### TASK REQUIREMENTS:
For the listing below, give the count of lines containing the string "from" and nothing else.

┌──

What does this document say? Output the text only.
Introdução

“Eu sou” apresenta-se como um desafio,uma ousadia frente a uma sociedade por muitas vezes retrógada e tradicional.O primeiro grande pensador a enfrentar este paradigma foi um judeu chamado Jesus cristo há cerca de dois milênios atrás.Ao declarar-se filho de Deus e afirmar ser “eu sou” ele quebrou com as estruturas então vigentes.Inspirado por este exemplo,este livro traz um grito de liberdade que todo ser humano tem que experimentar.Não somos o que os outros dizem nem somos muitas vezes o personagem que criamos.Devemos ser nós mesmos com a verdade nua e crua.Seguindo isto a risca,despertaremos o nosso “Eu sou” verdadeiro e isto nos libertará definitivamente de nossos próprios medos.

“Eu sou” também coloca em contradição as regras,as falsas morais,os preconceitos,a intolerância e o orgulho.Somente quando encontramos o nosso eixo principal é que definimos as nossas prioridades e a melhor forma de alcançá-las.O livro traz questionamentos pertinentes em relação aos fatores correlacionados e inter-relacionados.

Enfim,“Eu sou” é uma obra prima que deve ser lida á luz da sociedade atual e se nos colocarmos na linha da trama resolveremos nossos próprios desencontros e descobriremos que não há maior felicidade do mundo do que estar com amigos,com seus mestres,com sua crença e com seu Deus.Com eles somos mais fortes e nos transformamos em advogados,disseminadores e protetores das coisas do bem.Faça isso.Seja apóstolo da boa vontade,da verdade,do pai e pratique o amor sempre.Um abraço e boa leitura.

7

└──
┌──

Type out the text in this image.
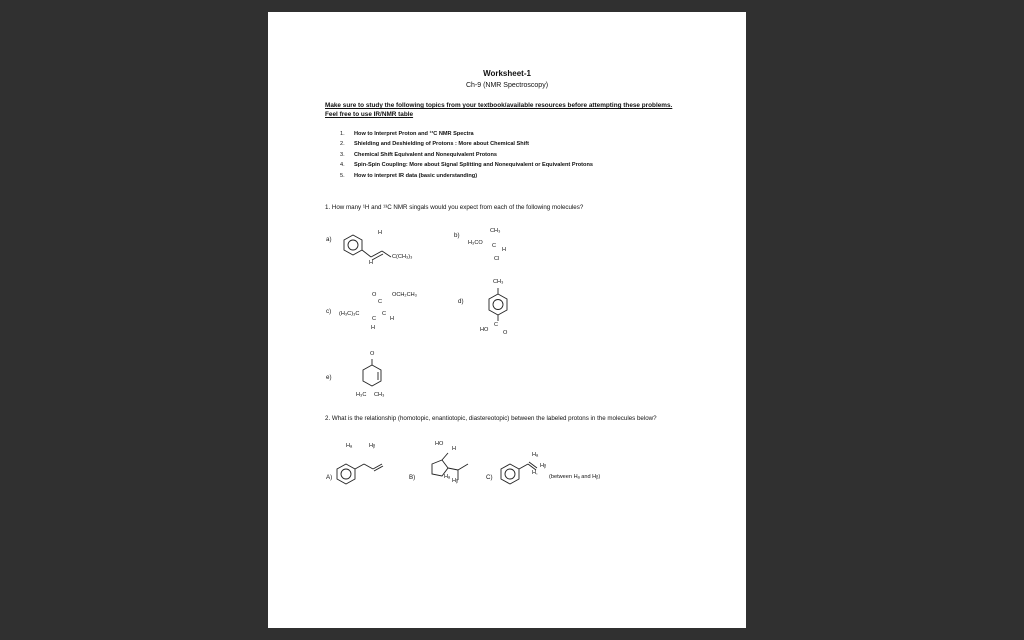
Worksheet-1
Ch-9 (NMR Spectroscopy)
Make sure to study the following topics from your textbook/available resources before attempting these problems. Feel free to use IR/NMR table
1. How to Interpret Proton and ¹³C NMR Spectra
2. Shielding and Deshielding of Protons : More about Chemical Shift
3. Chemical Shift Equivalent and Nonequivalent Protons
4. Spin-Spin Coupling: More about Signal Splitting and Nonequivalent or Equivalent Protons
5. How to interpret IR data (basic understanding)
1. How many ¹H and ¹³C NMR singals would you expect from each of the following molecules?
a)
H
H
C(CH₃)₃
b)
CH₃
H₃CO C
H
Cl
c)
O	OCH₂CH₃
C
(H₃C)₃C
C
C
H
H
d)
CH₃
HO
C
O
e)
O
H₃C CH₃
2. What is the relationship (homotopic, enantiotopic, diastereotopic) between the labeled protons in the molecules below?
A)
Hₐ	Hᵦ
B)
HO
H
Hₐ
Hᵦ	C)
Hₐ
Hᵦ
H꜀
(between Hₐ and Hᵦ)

└──

### RESPONSE FOR THIS EXERCISE:
2